PROMPT → Locate each line in the material below that contains the string "minibar" and copy those lines.

PROVIDED RECORDS →
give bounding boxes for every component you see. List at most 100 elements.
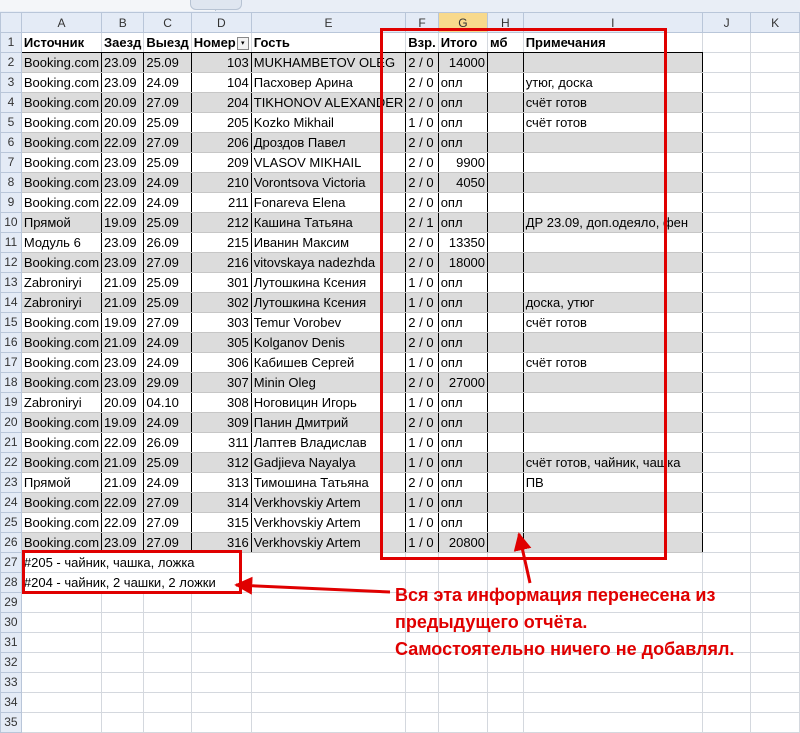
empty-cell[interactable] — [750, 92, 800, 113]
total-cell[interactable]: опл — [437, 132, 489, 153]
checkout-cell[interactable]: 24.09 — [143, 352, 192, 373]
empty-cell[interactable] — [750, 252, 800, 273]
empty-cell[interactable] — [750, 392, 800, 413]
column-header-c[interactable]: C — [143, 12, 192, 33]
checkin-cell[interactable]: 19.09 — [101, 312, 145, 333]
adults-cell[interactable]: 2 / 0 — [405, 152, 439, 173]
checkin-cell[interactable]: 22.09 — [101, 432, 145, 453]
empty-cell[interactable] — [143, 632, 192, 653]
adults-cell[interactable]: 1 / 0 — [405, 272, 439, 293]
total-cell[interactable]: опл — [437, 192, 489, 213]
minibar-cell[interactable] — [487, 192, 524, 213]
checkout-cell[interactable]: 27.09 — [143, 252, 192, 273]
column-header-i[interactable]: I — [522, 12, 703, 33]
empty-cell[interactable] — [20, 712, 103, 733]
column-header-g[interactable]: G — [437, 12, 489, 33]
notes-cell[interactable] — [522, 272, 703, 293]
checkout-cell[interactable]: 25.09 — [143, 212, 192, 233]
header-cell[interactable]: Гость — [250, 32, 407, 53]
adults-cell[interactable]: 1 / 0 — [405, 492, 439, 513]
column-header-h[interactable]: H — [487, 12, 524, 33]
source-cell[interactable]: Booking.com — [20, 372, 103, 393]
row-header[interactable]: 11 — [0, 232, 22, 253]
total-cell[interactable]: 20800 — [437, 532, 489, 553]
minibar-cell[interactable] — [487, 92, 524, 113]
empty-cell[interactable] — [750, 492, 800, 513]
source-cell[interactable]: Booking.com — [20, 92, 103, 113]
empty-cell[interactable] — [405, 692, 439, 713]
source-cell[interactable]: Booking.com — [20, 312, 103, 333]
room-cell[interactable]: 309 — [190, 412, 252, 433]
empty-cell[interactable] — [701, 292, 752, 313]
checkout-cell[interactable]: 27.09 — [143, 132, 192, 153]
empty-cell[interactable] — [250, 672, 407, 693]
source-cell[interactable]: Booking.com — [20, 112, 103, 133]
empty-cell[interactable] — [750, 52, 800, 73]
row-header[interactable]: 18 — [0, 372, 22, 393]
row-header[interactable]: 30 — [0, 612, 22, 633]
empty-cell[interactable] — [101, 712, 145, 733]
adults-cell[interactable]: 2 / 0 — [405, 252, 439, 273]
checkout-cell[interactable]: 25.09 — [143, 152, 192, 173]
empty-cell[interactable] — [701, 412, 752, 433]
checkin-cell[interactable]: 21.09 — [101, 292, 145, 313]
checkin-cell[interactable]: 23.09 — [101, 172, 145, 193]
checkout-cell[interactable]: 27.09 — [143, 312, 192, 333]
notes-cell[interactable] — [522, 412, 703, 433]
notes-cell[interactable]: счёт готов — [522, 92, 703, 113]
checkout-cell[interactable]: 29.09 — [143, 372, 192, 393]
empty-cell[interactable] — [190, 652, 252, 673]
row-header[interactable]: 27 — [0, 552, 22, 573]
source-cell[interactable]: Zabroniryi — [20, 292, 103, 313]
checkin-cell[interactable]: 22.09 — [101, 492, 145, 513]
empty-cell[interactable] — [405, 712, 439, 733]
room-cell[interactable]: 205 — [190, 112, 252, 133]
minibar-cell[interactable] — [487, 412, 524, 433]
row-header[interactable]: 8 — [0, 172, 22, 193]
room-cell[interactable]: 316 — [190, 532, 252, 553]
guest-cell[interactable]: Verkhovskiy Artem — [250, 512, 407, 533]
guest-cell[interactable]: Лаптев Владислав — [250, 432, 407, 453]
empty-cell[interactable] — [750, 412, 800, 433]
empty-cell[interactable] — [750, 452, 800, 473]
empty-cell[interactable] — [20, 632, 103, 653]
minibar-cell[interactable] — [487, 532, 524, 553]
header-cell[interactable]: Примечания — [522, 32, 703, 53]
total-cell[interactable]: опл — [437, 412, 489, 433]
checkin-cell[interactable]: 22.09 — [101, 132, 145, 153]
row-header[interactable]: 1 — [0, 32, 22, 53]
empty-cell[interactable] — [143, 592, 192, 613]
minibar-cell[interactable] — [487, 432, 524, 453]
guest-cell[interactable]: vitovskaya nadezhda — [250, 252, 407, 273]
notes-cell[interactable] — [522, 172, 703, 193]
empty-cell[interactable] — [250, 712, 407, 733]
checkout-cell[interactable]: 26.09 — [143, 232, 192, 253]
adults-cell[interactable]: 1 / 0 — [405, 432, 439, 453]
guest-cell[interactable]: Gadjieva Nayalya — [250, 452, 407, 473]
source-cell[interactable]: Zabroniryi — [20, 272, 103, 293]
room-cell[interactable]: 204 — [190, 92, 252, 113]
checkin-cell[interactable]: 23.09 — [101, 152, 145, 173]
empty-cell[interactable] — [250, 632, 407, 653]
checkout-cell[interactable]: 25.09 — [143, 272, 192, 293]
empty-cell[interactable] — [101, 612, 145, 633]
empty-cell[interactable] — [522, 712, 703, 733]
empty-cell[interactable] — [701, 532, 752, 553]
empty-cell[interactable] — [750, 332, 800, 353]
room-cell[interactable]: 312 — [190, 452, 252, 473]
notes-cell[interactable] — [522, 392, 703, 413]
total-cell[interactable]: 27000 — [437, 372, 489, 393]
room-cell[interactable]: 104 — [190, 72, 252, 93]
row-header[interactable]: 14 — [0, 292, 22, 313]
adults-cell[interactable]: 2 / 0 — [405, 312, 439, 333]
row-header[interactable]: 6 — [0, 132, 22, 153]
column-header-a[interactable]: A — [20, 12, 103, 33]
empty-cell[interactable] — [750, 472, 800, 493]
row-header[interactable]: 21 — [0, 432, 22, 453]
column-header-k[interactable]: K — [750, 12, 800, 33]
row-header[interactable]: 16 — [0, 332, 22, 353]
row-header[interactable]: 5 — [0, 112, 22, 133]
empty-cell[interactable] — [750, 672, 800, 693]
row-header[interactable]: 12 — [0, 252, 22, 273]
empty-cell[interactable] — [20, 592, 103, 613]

OUTPUT OF THE EXERCISE →
minibar-cell[interactable] — [487, 192, 524, 213]
minibar-cell[interactable] — [487, 92, 524, 113]
minibar-cell[interactable] — [487, 412, 524, 433]
minibar-cell[interactable] — [487, 532, 524, 553]
minibar-cell[interactable] — [487, 432, 524, 453]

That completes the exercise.